:: THE TASK ::
Return the full material exactly.

:: EXCERPTED DATA ::
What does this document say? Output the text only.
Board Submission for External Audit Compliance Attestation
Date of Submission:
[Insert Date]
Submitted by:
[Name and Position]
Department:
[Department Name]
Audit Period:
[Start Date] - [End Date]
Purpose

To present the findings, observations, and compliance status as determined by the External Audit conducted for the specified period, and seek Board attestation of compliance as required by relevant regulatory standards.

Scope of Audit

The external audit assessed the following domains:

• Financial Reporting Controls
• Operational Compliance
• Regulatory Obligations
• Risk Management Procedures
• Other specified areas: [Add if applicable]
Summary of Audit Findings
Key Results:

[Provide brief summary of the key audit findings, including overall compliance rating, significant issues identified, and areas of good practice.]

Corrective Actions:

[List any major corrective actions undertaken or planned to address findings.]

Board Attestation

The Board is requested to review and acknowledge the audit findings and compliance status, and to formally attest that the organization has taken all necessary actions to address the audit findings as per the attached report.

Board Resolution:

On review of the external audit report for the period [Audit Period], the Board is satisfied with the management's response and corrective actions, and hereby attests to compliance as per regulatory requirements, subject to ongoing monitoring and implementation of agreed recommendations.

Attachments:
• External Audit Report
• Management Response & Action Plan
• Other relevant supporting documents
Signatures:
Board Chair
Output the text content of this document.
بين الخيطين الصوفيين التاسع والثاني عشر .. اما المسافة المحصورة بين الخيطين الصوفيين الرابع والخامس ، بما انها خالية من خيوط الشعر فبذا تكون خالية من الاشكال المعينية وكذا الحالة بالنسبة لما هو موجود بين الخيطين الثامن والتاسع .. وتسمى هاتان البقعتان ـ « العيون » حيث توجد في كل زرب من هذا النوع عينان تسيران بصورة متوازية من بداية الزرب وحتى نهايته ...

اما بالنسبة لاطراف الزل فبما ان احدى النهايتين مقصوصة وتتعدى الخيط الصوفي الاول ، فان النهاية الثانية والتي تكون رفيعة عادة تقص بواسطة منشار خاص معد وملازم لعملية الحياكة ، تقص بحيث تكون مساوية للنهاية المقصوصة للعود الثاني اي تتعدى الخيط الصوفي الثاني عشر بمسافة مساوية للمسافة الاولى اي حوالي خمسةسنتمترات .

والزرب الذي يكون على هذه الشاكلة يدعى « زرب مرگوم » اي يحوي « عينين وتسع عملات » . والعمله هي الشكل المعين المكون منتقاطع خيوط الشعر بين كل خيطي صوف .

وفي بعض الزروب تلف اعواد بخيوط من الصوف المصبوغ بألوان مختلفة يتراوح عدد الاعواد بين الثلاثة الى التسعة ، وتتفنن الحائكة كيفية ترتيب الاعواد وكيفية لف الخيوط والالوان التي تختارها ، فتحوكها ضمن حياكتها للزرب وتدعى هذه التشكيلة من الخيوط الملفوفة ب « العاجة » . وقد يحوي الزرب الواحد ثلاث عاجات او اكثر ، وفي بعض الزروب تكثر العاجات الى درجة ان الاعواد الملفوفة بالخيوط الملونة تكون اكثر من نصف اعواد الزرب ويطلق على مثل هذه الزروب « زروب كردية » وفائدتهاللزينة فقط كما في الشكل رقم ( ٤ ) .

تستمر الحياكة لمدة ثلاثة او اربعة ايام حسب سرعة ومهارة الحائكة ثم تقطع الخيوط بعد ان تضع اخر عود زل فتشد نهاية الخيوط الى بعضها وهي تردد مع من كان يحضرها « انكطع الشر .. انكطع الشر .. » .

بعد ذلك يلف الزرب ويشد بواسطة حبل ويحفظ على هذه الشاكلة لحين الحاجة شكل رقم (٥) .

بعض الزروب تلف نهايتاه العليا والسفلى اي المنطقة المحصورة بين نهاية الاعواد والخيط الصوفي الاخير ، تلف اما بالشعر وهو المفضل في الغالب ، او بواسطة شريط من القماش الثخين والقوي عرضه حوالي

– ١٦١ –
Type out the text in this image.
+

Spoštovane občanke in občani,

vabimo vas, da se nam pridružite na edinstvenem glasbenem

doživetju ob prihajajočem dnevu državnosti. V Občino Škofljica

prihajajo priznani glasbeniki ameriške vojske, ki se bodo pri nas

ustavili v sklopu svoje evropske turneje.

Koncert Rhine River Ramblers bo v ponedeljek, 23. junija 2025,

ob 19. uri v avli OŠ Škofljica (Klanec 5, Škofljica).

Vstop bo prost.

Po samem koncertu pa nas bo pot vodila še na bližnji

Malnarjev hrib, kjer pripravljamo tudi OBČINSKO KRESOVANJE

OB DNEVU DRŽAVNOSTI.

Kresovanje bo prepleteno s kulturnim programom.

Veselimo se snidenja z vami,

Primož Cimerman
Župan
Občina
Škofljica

:: REPLY TO THE TASK ::
What does this document say? Output the text only.
Board Submission for External Audit Compliance Attestation
Date of Submission:
[Insert Date]
Submitted by:
[Name and Position]
Department:
[Department Name]
Audit Period:
[Start Date] - [End Date]
Purpose

To present the findings, observations, and compliance status as determined by the External Audit conducted for the specified period, and seek Board attestation of compliance as required by relevant regulatory standards.

Scope of Audit

The external audit assessed the following domains:

• Financial Reporting Controls
• Operational Compliance
• Regulatory Obligations
• Risk Management Procedures
• Other specified areas: [Add if applicable]
Summary of Audit Findings
Key Results:

[Provide brief summary of the key audit findings, including overall compliance rating, significant issues identified, and areas of good practice.]

Corrective Actions:

[List any major corrective actions undertaken or planned to address findings.]

Board Attestation

The Board is requested to review and acknowledge the audit findings and compliance status, and to formally attest that the organization has taken all necessary actions to address the audit findings as per the attached report.

Board Resolution:

On review of the external audit report for the period [Audit Period], the Board is satisfied with the management's response and corrective actions, and hereby attests to compliance as per regulatory requirements, subject to ongoing monitoring and implementation of agreed recommendations.

Attachments:
• External Audit Report
• Management Response & Action Plan
• Other relevant supporting documents
Signatures:
Board Chair
Output the text content of this document.
بين الخيطين الصوفيين التاسع والثاني عشر .. اما المسافة المحصورة بين الخيطين الصوفيين الرابع والخامس ، بما انها خالية من خيوط الشعر فبذا تكون خالية من الاشكال المعينية وكذا الحالة بالنسبة لما هو موجود بين الخيطين الثامن والتاسع .. وتسمى هاتان البقعتان ـ « العيون » حيث توجد في كل زرب من هذا النوع عينان تسيران بصورة متوازية من بداية الزرب وحتى نهايته ...

اما بالنسبة لاطراف الزل فبما ان احدى النهايتين مقصوصة وتتعدى الخيط الصوفي الاول ، فان النهاية الثانية والتي تكون رفيعة عادة تقص بواسطة منشار خاص معد وملازم لعملية الحياكة ، تقص بحيث تكون مساوية للنهاية المقصوصة للعود الثاني اي تتعدى الخيط الصوفي الثاني عشر بمسافة مساوية للمسافة الاولى اي حوالي خمسةسنتمترات .

والزرب الذي يكون على هذه الشاكلة يدعى « زرب مرگوم » اي يحوي « عينين وتسع عملات » . والعمله هي الشكل المعين المكون منتقاطع خيوط الشعر بين كل خيطي صوف .

وفي بعض الزروب تلف اعواد بخيوط من الصوف المصبوغ بألوان مختلفة يتراوح عدد الاعواد بين الثلاثة الى التسعة ، وتتفنن الحائكة كيفية ترتيب الاعواد وكيفية لف الخيوط والالوان التي تختارها ، فتحوكها ضمن حياكتها للزرب وتدعى هذه التشكيلة من الخيوط الملفوفة ب « العاجة » . وقد يحوي الزرب الواحد ثلاث عاجات او اكثر ، وفي بعض الزروب تكثر العاجات الى درجة ان الاعواد الملفوفة بالخيوط الملونة تكون اكثر من نصف اعواد الزرب ويطلق على مثل هذه الزروب « زروب كردية » وفائدتهاللزينة فقط كما في الشكل رقم ( ٤ ) .

تستمر الحياكة لمدة ثلاثة او اربعة ايام حسب سرعة ومهارة الحائكة ثم تقطع الخيوط بعد ان تضع اخر عود زل فتشد نهاية الخيوط الى بعضها وهي تردد مع من كان يحضرها « انكطع الشر .. انكطع الشر .. » .

بعد ذلك يلف الزرب ويشد بواسطة حبل ويحفظ على هذه الشاكلة لحين الحاجة شكل رقم (٥) .

بعض الزروب تلف نهايتاه العليا والسفلى اي المنطقة المحصورة بين نهاية الاعواد والخيط الصوفي الاخير ، تلف اما بالشعر وهو المفضل في الغالب ، او بواسطة شريط من القماش الثخين والقوي عرضه حوالي

– ١٦١ –
Type out the text in this image.
+

Spoštovane občanke in občani,

vabimo vas, da se nam pridružite na edinstvenem glasbenem

doživetju ob prihajajočem dnevu državnosti. V Občino Škofljica

prihajajo priznani glasbeniki ameriške vojske, ki se bodo pri nas

ustavili v sklopu svoje evropske turneje.

Koncert Rhine River Ramblers bo v ponedeljek, 23. junija 2025,

ob 19. uri v avli OŠ Škofljica (Klanec 5, Škofljica).

Vstop bo prost.

Po samem koncertu pa nas bo pot vodila še na bližnji

Malnarjev hrib, kjer pripravljamo tudi OBČINSKO KRESOVANJE

OB DNEVU DRŽAVNOSTI.

Kresovanje bo prepleteno s kulturnim programom.

Veselimo se snidenja z vami,

Primož Cimerman
Župan
Občina
Škofljica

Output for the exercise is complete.